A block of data
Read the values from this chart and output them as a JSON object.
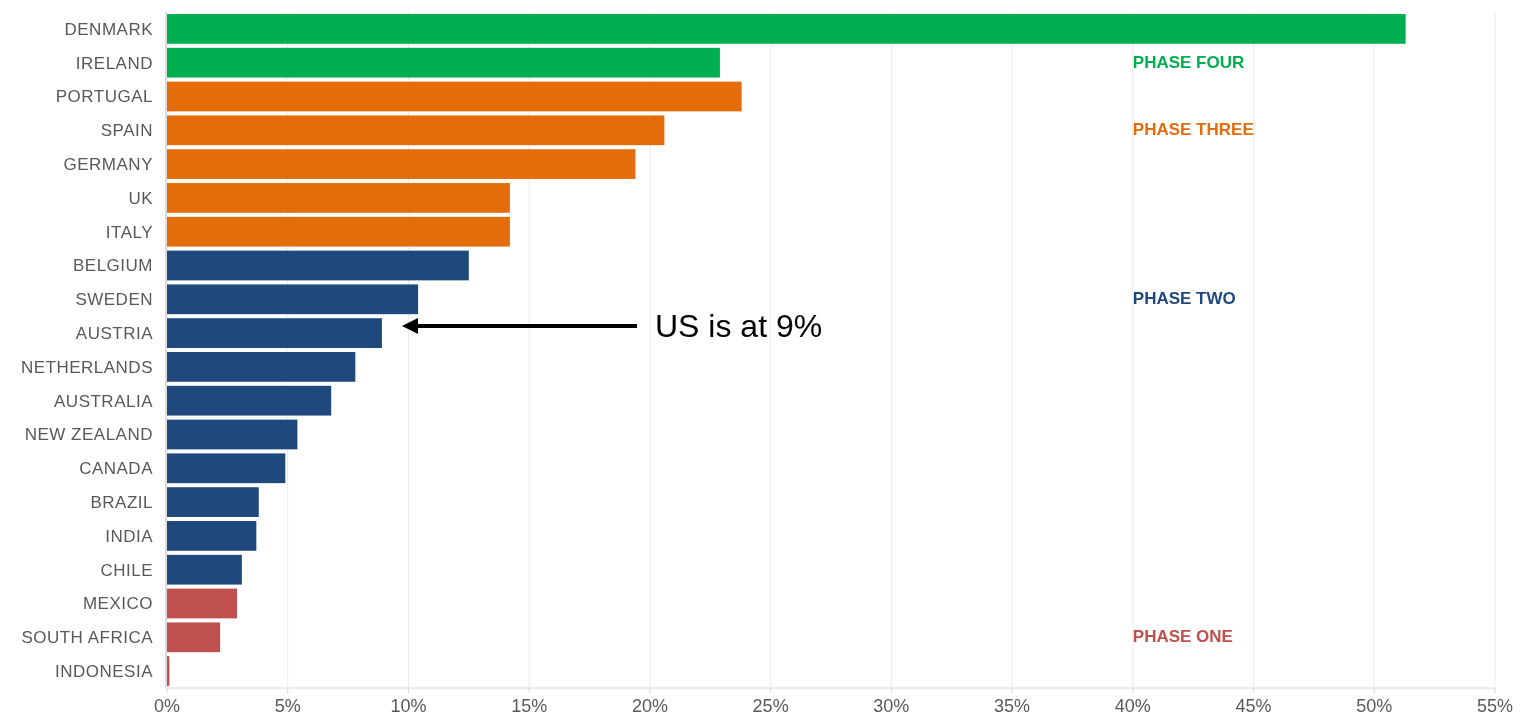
{
  "chart_data": {
    "type": "bar",
    "orientation": "horizontal",
    "categories": [
      "DENMARK",
      "IRELAND",
      "PORTUGAL",
      "SPAIN",
      "GERMANY",
      "UK",
      "ITALY",
      "BELGIUM",
      "SWEDEN",
      "AUSTRIA",
      "NETHERLANDS",
      "AUSTRALIA",
      "NEW ZEALAND",
      "CANADA",
      "BRAZIL",
      "INDIA",
      "CHILE",
      "MEXICO",
      "SOUTH AFRICA",
      "INDONESIA"
    ],
    "series": [
      {
        "name": "PHASE FOUR",
        "color": "#00b050",
        "values": [
          51.3,
          22.9,
          null,
          null,
          null,
          null,
          null,
          null,
          null,
          null,
          null,
          null,
          null,
          null,
          null,
          null,
          null,
          null,
          null,
          null
        ]
      },
      {
        "name": "PHASE THREE",
        "color": "#e46c0a",
        "values": [
          null,
          null,
          23.8,
          20.6,
          19.4,
          14.2,
          14.2,
          null,
          null,
          null,
          null,
          null,
          null,
          null,
          null,
          null,
          null,
          null,
          null,
          null
        ]
      },
      {
        "name": "PHASE TWO",
        "color": "#1f497d",
        "values": [
          null,
          null,
          null,
          null,
          null,
          null,
          null,
          12.5,
          10.4,
          8.9,
          7.8,
          6.8,
          5.4,
          4.9,
          3.8,
          3.7,
          3.1,
          null,
          null,
          null
        ]
      },
      {
        "name": "PHASE ONE",
        "color": "#c0504d",
        "values": [
          null,
          null,
          null,
          null,
          null,
          null,
          null,
          null,
          null,
          null,
          null,
          null,
          null,
          null,
          null,
          null,
          null,
          2.9,
          2.2,
          0.1
        ]
      }
    ],
    "xlim": [
      0,
      55
    ],
    "xticks": [
      {
        "value": 0,
        "label": "0%"
      },
      {
        "value": 5,
        "label": "5%"
      },
      {
        "value": 10,
        "label": "10%"
      },
      {
        "value": 15,
        "label": "15%"
      },
      {
        "value": 20,
        "label": "20%"
      },
      {
        "value": 25,
        "label": "25%"
      },
      {
        "value": 30,
        "label": "30%"
      },
      {
        "value": 35,
        "label": "35%"
      },
      {
        "value": 40,
        "label": "40%"
      },
      {
        "value": 45,
        "label": "45%"
      },
      {
        "value": 50,
        "label": "50%"
      },
      {
        "value": 55,
        "label": "55%"
      }
    ],
    "grid": "x",
    "legend": "right",
    "annotations": [
      "US is at 9%"
    ]
  }
}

◆ **What to do**: Reproduce every record above exactly, omitting the pictures.

◆ **Result for this task**:
Read the values from this chart and output them as a JSON object.
{
  "chart_data": {
    "type": "bar",
    "orientation": "horizontal",
    "categories": [
      "DENMARK",
      "IRELAND",
      "PORTUGAL",
      "SPAIN",
      "GERMANY",
      "UK",
      "ITALY",
      "BELGIUM",
      "SWEDEN",
      "AUSTRIA",
      "NETHERLANDS",
      "AUSTRALIA",
      "NEW ZEALAND",
      "CANADA",
      "BRAZIL",
      "INDIA",
      "CHILE",
      "MEXICO",
      "SOUTH AFRICA",
      "INDONESIA"
    ],
    "series": [
      {
        "name": "PHASE FOUR",
        "color": "#00b050",
        "values": [
          51.3,
          22.9,
          null,
          null,
          null,
          null,
          null,
          null,
          null,
          null,
          null,
          null,
          null,
          null,
          null,
          null,
          null,
          null,
          null,
          null
        ]
      },
      {
        "name": "PHASE THREE",
        "color": "#e46c0a",
        "values": [
          null,
          null,
          23.8,
          20.6,
          19.4,
          14.2,
          14.2,
          null,
          null,
          null,
          null,
          null,
          null,
          null,
          null,
          null,
          null,
          null,
          null,
          null
        ]
      },
      {
        "name": "PHASE TWO",
        "color": "#1f497d",
        "values": [
          null,
          null,
          null,
          null,
          null,
          null,
          null,
          12.5,
          10.4,
          8.9,
          7.8,
          6.8,
          5.4,
          4.9,
          3.8,
          3.7,
          3.1,
          null,
          null,
          null
        ]
      },
      {
        "name": "PHASE ONE",
        "color": "#c0504d",
        "values": [
          null,
          null,
          null,
          null,
          null,
          null,
          null,
          null,
          null,
          null,
          null,
          null,
          null,
          null,
          null,
          null,
          null,
          2.9,
          2.2,
          0.1
        ]
      }
    ],
    "xlim": [
      0,
      55
    ],
    "xticks": [
      {
        "value": 0,
        "label": "0%"
      },
      {
        "value": 5,
        "label": "5%"
      },
      {
        "value": 10,
        "label": "10%"
      },
      {
        "value": 15,
        "label": "15%"
      },
      {
        "value": 20,
        "label": "20%"
      },
      {
        "value": 25,
        "label": "25%"
      },
      {
        "value": 30,
        "label": "30%"
      },
      {
        "value": 35,
        "label": "35%"
      },
      {
        "value": 40,
        "label": "40%"
      },
      {
        "value": 45,
        "label": "45%"
      },
      {
        "value": 50,
        "label": "50%"
      },
      {
        "value": 55,
        "label": "55%"
      }
    ],
    "grid": "x",
    "legend": "right",
    "annotations": [
      "US is at 9%"
    ]
  }
}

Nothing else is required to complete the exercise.